» Given exercise
Sort through the entries below and pull out lines containing the word "file".

[Collected data entries]
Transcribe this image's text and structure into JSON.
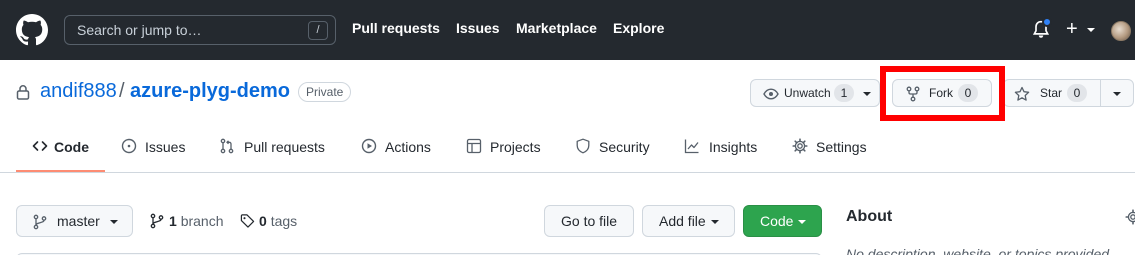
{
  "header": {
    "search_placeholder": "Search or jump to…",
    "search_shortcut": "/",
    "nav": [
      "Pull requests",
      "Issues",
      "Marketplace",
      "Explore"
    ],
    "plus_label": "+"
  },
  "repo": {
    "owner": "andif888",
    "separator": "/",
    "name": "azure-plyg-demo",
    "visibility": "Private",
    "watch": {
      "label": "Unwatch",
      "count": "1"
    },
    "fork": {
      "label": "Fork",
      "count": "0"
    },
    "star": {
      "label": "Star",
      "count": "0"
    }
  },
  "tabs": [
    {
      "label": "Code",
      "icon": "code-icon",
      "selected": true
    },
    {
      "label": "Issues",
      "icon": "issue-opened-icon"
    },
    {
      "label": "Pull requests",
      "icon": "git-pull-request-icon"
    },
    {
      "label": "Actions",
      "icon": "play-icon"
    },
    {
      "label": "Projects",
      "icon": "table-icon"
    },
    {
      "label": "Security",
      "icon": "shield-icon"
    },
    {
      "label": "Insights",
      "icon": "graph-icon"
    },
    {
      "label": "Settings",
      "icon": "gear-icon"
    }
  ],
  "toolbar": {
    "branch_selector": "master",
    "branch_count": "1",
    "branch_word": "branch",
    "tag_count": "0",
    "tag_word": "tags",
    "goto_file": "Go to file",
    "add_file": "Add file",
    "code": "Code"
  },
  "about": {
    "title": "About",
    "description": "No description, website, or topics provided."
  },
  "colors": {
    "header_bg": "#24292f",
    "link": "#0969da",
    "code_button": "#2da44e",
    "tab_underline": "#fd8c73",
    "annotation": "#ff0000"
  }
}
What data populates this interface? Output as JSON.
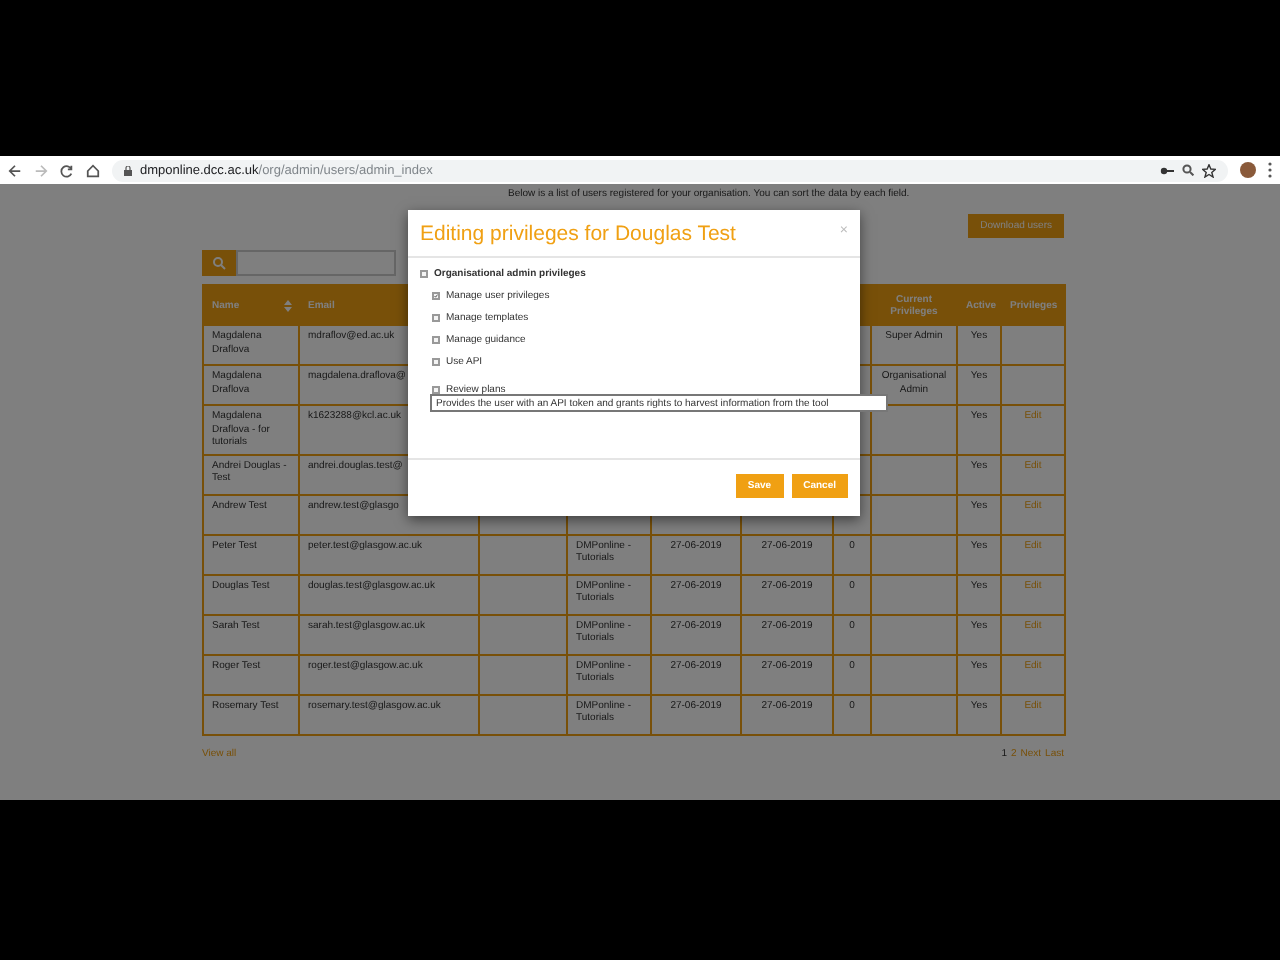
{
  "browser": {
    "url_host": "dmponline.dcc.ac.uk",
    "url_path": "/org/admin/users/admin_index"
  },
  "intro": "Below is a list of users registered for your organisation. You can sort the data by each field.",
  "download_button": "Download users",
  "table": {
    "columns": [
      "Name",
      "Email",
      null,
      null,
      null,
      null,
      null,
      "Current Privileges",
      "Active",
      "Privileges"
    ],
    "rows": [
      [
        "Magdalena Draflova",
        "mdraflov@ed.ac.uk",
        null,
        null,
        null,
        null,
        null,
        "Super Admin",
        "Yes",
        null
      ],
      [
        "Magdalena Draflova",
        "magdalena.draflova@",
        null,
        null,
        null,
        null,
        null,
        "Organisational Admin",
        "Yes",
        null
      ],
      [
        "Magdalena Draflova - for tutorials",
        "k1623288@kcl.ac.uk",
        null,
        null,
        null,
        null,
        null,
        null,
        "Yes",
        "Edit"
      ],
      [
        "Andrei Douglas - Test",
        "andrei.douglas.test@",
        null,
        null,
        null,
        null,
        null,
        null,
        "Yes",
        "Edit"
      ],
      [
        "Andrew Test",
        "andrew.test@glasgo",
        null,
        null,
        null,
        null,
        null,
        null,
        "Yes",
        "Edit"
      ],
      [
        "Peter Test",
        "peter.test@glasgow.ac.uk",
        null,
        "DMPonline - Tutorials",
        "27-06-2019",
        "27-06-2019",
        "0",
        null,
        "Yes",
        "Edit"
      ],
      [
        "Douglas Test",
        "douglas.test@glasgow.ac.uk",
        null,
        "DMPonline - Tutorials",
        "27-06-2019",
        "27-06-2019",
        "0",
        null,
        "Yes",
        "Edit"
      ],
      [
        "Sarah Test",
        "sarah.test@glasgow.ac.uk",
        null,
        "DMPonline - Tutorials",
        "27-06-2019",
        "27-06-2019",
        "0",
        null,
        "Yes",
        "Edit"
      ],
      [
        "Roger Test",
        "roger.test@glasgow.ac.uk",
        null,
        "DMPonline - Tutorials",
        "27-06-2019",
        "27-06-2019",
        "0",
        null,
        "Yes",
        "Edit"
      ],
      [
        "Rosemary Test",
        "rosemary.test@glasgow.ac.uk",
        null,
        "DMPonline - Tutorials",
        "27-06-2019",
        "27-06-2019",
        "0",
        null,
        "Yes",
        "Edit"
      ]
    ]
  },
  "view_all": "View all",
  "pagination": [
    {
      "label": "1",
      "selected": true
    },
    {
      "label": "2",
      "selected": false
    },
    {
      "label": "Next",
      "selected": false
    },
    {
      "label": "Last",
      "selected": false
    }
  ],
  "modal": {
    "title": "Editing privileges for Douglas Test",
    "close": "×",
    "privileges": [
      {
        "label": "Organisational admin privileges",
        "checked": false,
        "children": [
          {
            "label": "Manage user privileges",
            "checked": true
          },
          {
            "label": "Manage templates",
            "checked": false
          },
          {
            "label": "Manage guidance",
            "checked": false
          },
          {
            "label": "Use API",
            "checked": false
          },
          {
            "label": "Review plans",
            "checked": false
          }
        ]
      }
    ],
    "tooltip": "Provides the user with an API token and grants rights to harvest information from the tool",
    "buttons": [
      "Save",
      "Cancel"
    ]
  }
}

» Complete answer
    "goto_file": "Go to file",
    "add_file": "Add file",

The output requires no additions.